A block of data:
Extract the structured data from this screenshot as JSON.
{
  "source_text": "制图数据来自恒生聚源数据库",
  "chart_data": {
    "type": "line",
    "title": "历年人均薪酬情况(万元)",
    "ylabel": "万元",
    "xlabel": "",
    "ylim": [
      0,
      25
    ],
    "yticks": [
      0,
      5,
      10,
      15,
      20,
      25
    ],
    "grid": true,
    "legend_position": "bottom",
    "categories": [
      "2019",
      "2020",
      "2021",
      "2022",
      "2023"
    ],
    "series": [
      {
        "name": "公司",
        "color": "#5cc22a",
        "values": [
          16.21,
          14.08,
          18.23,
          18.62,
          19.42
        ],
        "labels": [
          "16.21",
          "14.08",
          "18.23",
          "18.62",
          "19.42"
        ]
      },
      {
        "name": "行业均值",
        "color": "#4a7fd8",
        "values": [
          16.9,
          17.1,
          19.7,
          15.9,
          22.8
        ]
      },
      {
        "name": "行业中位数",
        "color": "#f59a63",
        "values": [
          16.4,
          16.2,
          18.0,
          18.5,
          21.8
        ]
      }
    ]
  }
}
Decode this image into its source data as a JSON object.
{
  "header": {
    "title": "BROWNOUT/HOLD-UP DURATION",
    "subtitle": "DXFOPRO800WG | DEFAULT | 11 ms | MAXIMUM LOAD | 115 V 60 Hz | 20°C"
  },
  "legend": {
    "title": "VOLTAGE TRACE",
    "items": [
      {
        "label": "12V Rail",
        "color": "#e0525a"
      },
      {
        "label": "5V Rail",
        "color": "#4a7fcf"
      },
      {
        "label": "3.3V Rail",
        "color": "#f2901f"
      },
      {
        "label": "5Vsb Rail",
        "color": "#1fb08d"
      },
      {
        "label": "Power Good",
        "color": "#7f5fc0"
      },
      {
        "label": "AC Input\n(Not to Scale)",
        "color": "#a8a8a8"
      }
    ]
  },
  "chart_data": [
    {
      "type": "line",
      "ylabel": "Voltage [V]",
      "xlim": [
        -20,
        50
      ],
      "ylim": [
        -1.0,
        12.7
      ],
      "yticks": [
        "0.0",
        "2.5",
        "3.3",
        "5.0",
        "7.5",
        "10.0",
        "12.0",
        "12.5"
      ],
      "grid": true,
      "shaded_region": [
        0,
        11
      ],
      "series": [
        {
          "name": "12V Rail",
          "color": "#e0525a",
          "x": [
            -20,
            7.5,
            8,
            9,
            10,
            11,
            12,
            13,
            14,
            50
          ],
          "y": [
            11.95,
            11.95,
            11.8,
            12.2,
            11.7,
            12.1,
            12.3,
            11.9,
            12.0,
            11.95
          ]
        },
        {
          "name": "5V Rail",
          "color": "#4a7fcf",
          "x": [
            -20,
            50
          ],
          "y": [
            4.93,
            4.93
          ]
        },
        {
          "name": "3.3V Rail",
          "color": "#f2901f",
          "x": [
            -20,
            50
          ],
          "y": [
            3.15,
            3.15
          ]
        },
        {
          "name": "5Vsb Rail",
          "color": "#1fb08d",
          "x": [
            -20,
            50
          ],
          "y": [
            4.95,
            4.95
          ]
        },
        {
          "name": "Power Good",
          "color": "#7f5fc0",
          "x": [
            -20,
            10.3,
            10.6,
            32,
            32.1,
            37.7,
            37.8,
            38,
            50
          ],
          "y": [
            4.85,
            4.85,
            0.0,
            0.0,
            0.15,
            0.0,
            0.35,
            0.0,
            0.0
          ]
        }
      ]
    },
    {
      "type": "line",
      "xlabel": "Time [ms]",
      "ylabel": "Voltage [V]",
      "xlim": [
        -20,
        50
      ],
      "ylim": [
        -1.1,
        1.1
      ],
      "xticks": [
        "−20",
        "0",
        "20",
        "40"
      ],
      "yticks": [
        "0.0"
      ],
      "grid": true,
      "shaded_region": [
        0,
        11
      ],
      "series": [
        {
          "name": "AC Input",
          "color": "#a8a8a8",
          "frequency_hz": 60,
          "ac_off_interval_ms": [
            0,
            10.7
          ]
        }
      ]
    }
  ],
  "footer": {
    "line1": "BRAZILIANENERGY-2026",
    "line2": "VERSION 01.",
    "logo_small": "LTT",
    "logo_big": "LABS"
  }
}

> [What you should do]: Please return the data above exactly as given.

> [Result]:
Extract the structured data from this screenshot as JSON.
{
  "source_text": "制图数据来自恒生聚源数据库",
  "chart_data": {
    "type": "line",
    "title": "历年人均薪酬情况(万元)",
    "ylabel": "万元",
    "xlabel": "",
    "ylim": [
      0,
      25
    ],
    "yticks": [
      0,
      5,
      10,
      15,
      20,
      25
    ],
    "grid": true,
    "legend_position": "bottom",
    "categories": [
      "2019",
      "2020",
      "2021",
      "2022",
      "2023"
    ],
    "series": [
      {
        "name": "公司",
        "color": "#5cc22a",
        "values": [
          16.21,
          14.08,
          18.23,
          18.62,
          19.42
        ],
        "labels": [
          "16.21",
          "14.08",
          "18.23",
          "18.62",
          "19.42"
        ]
      },
      {
        "name": "行业均值",
        "color": "#4a7fd8",
        "values": [
          16.9,
          17.1,
          19.7,
          15.9,
          22.8
        ]
      },
      {
        "name": "行业中位数",
        "color": "#f59a63",
        "values": [
          16.4,
          16.2,
          18.0,
          18.5,
          21.8
        ]
      }
    ]
  }
}
Decode this image into its source data as a JSON object.
{
  "header": {
    "title": "BROWNOUT/HOLD-UP DURATION",
    "subtitle": "DXFOPRO800WG | DEFAULT | 11 ms | MAXIMUM LOAD | 115 V 60 Hz | 20°C"
  },
  "legend": {
    "title": "VOLTAGE TRACE",
    "items": [
      {
        "label": "12V Rail",
        "color": "#e0525a"
      },
      {
        "label": "5V Rail",
        "color": "#4a7fcf"
      },
      {
        "label": "3.3V Rail",
        "color": "#f2901f"
      },
      {
        "label": "5Vsb Rail",
        "color": "#1fb08d"
      },
      {
        "label": "Power Good",
        "color": "#7f5fc0"
      },
      {
        "label": "AC Input\n(Not to Scale)",
        "color": "#a8a8a8"
      }
    ]
  },
  "chart_data": [
    {
      "type": "line",
      "ylabel": "Voltage [V]",
      "xlim": [
        -20,
        50
      ],
      "ylim": [
        -1.0,
        12.7
      ],
      "yticks": [
        "0.0",
        "2.5",
        "3.3",
        "5.0",
        "7.5",
        "10.0",
        "12.0",
        "12.5"
      ],
      "grid": true,
      "shaded_region": [
        0,
        11
      ],
      "series": [
        {
          "name": "12V Rail",
          "color": "#e0525a",
          "x": [
            -20,
            7.5,
            8,
            9,
            10,
            11,
            12,
            13,
            14,
            50
          ],
          "y": [
            11.95,
            11.95,
            11.8,
            12.2,
            11.7,
            12.1,
            12.3,
            11.9,
            12.0,
            11.95
          ]
        },
        {
          "name": "5V Rail",
          "color": "#4a7fcf",
          "x": [
            -20,
            50
          ],
          "y": [
            4.93,
            4.93
          ]
        },
        {
          "name": "3.3V Rail",
          "color": "#f2901f",
          "x": [
            -20,
            50
          ],
          "y": [
            3.15,
            3.15
          ]
        },
        {
          "name": "5Vsb Rail",
          "color": "#1fb08d",
          "x": [
            -20,
            50
          ],
          "y": [
            4.95,
            4.95
          ]
        },
        {
          "name": "Power Good",
          "color": "#7f5fc0",
          "x": [
            -20,
            10.3,
            10.6,
            32,
            32.1,
            37.7,
            37.8,
            38,
            50
          ],
          "y": [
            4.85,
            4.85,
            0.0,
            0.0,
            0.15,
            0.0,
            0.35,
            0.0,
            0.0
          ]
        }
      ]
    },
    {
      "type": "line",
      "xlabel": "Time [ms]",
      "ylabel": "Voltage [V]",
      "xlim": [
        -20,
        50
      ],
      "ylim": [
        -1.1,
        1.1
      ],
      "xticks": [
        "−20",
        "0",
        "20",
        "40"
      ],
      "yticks": [
        "0.0"
      ],
      "grid": true,
      "shaded_region": [
        0,
        11
      ],
      "series": [
        {
          "name": "AC Input",
          "color": "#a8a8a8",
          "frequency_hz": 60,
          "ac_off_interval_ms": [
            0,
            10.7
          ]
        }
      ]
    }
  ],
  "footer": {
    "line1": "BRAZILIANENERGY-2026",
    "line2": "VERSION 01.",
    "logo_small": "LTT",
    "logo_big": "LABS"
  }
}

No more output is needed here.